- _EXERCISE INSTRUCTIONS_: Each line containing the word "name" must be collected.

- _RAW DATA_:

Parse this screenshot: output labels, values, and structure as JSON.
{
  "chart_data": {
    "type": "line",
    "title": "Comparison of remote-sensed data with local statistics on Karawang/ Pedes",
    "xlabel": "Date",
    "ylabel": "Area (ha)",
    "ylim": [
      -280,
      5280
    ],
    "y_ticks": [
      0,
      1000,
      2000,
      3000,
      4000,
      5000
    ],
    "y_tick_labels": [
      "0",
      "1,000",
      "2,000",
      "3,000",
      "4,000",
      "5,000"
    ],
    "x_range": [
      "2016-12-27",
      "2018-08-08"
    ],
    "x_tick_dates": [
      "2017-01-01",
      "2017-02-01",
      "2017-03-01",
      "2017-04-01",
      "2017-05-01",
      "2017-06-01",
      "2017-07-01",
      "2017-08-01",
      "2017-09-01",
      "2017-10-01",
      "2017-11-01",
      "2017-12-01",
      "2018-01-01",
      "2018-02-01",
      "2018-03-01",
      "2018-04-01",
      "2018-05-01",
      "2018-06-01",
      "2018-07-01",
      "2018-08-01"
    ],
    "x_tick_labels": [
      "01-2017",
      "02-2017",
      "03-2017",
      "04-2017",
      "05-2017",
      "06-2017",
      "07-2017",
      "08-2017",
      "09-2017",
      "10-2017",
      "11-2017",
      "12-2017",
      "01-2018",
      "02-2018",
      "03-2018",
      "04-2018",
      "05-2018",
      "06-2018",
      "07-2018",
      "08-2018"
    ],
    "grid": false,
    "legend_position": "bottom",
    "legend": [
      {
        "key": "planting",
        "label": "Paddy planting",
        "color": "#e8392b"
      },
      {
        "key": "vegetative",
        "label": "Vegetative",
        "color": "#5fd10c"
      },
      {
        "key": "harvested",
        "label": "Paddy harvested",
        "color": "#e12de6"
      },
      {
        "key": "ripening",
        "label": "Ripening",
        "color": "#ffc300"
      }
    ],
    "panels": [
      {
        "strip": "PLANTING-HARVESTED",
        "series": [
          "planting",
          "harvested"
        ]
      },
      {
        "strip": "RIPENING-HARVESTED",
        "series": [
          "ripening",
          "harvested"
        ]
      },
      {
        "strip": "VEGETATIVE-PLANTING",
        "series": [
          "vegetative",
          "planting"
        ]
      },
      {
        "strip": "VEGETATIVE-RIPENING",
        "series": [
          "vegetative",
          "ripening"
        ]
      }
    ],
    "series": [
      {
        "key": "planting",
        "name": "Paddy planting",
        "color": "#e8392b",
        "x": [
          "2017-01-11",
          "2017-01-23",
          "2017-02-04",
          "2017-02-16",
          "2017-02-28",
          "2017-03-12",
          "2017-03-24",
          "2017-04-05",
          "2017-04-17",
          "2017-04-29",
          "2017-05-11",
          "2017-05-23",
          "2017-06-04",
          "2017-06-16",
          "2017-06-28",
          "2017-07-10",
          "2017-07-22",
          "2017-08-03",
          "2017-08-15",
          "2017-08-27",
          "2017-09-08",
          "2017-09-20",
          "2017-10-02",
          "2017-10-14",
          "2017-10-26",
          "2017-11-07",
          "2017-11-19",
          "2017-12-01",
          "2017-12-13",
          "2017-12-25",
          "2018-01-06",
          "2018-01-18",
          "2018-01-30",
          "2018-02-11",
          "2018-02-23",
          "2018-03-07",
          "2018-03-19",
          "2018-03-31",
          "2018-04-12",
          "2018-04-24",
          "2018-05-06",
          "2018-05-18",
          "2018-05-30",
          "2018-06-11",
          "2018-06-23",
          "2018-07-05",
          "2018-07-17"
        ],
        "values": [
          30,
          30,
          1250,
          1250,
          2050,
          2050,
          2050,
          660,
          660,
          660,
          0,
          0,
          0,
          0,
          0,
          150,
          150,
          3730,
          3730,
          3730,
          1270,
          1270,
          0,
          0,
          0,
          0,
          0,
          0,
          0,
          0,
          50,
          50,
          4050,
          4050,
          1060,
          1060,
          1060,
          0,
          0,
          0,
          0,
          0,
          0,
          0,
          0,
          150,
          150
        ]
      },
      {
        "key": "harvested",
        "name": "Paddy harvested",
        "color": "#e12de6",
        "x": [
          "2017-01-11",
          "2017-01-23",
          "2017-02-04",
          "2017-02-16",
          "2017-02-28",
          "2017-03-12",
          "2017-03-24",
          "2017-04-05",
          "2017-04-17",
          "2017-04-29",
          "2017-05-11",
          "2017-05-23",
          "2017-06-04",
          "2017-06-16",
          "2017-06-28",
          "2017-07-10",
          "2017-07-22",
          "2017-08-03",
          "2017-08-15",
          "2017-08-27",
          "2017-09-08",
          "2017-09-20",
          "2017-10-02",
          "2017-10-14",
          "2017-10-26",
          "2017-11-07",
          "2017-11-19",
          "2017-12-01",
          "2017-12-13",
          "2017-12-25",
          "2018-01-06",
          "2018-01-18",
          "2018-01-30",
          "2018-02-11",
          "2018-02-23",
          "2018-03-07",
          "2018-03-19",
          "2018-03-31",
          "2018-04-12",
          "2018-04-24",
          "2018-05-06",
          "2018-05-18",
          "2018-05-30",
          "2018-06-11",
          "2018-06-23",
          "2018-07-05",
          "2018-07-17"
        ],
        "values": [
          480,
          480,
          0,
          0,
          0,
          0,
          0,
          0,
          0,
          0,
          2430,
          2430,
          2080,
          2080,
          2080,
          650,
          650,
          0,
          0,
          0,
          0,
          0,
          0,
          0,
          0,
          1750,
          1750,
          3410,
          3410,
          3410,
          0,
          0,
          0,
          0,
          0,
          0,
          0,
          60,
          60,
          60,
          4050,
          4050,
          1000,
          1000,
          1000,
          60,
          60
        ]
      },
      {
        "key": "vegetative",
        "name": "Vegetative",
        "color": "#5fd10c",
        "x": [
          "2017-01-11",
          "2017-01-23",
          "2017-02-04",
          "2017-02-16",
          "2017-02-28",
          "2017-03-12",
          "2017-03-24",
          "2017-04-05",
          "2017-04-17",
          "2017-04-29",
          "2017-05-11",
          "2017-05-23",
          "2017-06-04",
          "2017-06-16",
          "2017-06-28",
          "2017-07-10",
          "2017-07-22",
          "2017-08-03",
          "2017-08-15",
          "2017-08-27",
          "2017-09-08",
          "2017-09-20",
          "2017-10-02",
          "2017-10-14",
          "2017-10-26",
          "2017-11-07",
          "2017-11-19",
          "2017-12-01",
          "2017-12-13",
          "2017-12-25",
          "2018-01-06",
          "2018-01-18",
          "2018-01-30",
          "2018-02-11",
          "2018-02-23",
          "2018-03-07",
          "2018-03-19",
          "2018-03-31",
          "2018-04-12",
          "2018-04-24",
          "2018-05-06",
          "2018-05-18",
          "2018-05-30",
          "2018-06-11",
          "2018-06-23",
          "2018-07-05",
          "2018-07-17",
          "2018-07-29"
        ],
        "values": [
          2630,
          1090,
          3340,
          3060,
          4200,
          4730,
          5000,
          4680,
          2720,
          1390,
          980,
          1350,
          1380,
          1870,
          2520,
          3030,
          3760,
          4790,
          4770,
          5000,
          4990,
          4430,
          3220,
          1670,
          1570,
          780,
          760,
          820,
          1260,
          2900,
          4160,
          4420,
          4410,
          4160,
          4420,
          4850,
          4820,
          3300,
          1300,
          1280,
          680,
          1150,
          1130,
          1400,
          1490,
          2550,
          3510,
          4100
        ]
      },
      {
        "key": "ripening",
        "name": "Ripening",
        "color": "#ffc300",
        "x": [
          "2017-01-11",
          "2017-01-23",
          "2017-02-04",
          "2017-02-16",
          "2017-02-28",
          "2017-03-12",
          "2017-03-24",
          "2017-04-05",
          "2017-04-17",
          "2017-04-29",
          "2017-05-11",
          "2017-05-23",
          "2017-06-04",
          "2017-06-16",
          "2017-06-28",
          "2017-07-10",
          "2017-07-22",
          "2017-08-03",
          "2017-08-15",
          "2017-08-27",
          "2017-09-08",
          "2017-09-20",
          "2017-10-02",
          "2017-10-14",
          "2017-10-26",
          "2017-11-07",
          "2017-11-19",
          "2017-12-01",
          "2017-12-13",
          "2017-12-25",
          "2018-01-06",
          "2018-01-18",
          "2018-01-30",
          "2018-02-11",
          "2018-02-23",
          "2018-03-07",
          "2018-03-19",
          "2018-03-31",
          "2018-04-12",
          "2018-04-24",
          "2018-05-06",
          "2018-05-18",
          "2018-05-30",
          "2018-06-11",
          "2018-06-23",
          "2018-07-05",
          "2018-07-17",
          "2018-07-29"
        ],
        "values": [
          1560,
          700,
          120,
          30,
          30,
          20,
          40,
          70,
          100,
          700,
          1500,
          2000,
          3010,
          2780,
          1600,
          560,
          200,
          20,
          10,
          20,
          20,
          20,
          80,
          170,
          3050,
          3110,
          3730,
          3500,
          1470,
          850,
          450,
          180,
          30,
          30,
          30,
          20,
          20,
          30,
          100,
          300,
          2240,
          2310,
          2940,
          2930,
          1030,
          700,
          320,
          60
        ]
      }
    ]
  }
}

- _ANSWER TO THE EXERCISE_:
        "name": "Paddy planting",
        "name": "Paddy harvested",
        "name": "Vegetative",
        "name": "Ripening",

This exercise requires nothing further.